◆ Exercise brief
Below are records; reproduce exactly the lines from the one containing "Give me the" through the end, both included, and only those.

◆ Data supplied
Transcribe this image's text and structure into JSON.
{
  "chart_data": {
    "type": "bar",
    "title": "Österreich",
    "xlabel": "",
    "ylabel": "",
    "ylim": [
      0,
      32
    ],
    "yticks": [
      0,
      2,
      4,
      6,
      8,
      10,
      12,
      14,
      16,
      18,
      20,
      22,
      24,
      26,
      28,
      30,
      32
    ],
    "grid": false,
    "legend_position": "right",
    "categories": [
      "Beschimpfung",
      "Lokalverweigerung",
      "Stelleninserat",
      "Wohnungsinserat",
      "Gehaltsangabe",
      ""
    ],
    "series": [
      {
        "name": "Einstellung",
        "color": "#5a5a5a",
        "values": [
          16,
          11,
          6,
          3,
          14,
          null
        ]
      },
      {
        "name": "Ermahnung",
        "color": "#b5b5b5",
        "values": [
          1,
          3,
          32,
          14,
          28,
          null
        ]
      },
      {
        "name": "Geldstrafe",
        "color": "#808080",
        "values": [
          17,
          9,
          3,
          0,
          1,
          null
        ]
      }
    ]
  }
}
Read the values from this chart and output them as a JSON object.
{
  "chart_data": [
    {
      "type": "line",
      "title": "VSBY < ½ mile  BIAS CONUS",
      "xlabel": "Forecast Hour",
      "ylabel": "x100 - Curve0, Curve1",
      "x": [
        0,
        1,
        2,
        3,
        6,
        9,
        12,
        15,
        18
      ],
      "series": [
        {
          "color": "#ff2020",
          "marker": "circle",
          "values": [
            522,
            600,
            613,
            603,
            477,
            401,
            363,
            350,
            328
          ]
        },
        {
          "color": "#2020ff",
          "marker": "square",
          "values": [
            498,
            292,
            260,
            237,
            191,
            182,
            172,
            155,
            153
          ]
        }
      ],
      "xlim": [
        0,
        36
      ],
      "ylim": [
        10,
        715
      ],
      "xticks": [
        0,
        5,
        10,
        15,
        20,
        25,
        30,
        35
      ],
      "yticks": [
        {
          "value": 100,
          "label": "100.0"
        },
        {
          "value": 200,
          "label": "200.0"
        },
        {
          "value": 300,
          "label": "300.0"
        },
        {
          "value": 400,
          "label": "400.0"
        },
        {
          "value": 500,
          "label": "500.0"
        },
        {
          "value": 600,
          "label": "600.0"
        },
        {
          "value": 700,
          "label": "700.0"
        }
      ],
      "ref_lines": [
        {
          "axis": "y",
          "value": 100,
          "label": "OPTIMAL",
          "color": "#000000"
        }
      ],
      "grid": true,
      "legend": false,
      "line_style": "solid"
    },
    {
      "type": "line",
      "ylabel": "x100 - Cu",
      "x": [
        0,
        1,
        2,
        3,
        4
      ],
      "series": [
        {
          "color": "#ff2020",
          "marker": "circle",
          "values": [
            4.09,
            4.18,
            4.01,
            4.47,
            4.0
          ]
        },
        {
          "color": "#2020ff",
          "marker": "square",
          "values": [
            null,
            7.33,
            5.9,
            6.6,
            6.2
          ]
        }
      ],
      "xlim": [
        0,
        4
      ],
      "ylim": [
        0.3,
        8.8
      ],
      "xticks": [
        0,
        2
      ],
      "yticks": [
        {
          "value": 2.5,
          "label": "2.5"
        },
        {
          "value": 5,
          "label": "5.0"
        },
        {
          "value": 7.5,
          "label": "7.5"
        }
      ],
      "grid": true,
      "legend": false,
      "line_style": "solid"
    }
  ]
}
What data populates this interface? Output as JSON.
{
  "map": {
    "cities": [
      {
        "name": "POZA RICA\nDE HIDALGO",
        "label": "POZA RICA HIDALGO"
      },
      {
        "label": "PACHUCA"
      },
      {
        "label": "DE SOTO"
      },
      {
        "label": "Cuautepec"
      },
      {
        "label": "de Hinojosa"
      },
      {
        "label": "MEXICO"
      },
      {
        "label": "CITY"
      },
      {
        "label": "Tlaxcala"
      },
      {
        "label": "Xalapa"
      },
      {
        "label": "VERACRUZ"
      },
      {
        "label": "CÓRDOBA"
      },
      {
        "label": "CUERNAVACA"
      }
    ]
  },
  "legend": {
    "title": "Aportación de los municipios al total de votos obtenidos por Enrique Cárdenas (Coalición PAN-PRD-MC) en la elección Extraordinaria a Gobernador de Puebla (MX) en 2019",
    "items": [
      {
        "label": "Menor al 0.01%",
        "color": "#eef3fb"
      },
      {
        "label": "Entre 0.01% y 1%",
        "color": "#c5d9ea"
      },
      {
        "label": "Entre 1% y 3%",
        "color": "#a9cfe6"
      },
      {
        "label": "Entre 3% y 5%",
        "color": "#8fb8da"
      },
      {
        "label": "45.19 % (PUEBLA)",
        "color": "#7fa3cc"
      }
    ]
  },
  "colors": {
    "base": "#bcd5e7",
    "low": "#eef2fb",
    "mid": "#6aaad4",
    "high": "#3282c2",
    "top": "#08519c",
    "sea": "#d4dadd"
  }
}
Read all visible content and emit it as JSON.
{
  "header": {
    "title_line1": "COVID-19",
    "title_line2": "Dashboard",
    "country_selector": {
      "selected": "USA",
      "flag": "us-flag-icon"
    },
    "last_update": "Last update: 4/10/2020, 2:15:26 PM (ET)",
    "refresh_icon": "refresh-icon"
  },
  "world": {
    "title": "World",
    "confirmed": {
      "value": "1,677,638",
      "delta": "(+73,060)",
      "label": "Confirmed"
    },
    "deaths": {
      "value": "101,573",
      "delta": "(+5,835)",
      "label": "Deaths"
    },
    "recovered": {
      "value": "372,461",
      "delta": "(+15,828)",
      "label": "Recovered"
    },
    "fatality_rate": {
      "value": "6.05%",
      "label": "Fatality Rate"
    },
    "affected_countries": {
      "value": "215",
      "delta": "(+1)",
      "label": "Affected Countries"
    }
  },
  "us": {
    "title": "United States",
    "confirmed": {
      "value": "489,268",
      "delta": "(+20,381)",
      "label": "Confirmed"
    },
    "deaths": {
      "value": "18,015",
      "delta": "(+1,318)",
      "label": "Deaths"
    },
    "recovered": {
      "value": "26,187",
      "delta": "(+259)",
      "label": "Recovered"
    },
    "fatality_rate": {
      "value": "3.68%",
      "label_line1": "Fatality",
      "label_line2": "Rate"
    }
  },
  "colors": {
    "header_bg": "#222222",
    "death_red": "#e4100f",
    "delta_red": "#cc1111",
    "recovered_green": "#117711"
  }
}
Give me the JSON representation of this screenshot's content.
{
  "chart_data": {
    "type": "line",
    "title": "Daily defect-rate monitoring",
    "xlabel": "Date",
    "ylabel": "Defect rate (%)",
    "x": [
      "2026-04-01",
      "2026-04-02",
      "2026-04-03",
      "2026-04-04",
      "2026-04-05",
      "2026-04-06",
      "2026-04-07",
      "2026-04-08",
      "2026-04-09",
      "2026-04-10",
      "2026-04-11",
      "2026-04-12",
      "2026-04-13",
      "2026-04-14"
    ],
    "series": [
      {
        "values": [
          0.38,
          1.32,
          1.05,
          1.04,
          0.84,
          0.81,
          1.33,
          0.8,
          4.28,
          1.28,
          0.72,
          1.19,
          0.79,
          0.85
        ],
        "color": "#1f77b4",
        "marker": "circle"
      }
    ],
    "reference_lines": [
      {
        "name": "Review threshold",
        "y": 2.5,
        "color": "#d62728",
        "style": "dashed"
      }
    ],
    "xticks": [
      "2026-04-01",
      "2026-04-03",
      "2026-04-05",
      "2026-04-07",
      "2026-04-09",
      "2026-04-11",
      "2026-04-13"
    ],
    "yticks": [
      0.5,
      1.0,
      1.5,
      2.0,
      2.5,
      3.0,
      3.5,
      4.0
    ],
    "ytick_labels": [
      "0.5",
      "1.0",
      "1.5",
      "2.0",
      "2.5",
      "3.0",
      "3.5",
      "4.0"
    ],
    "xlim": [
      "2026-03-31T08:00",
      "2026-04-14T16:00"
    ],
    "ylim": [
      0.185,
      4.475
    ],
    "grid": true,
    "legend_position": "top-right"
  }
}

◆ Exercise answer
Give me the JSON representation of this screenshot's content.
{
  "chart_data": {
    "type": "line",
    "title": "Daily defect-rate monitoring",
    "xlabel": "Date",
    "ylabel": "Defect rate (%)",
    "x": [
      "2026-04-01",
      "2026-04-02",
      "2026-04-03",
      "2026-04-04",
      "2026-04-05",
      "2026-04-06",
      "2026-04-07",
      "2026-04-08",
      "2026-04-09",
      "2026-04-10",
      "2026-04-11",
      "2026-04-12",
      "2026-04-13",
      "2026-04-14"
    ],
    "series": [
      {
        "values": [
          0.38,
          1.32,
          1.05,
          1.04,
          0.84,
          0.81,
          1.33,
          0.8,
          4.28,
          1.28,
          0.72,
          1.19,
          0.79,
          0.85
        ],
        "color": "#1f77b4",
        "marker": "circle"
      }
    ],
    "reference_lines": [
      {
        "name": "Review threshold",
        "y": 2.5,
        "color": "#d62728",
        "style": "dashed"
      }
    ],
    "xticks": [
      "2026-04-01",
      "2026-04-03",
      "2026-04-05",
      "2026-04-07",
      "2026-04-09",
      "2026-04-11",
      "2026-04-13"
    ],
    "yticks": [
      0.5,
      1.0,
      1.5,
      2.0,
      2.5,
      3.0,
      3.5,
      4.0
    ],
    "ytick_labels": [
      "0.5",
      "1.0",
      "1.5",
      "2.0",
      "2.5",
      "3.0",
      "3.5",
      "4.0"
    ],
    "xlim": [
      "2026-03-31T08:00",
      "2026-04-14T16:00"
    ],
    "ylim": [
      0.185,
      4.475
    ],
    "grid": true,
    "legend_position": "top-right"
  }
}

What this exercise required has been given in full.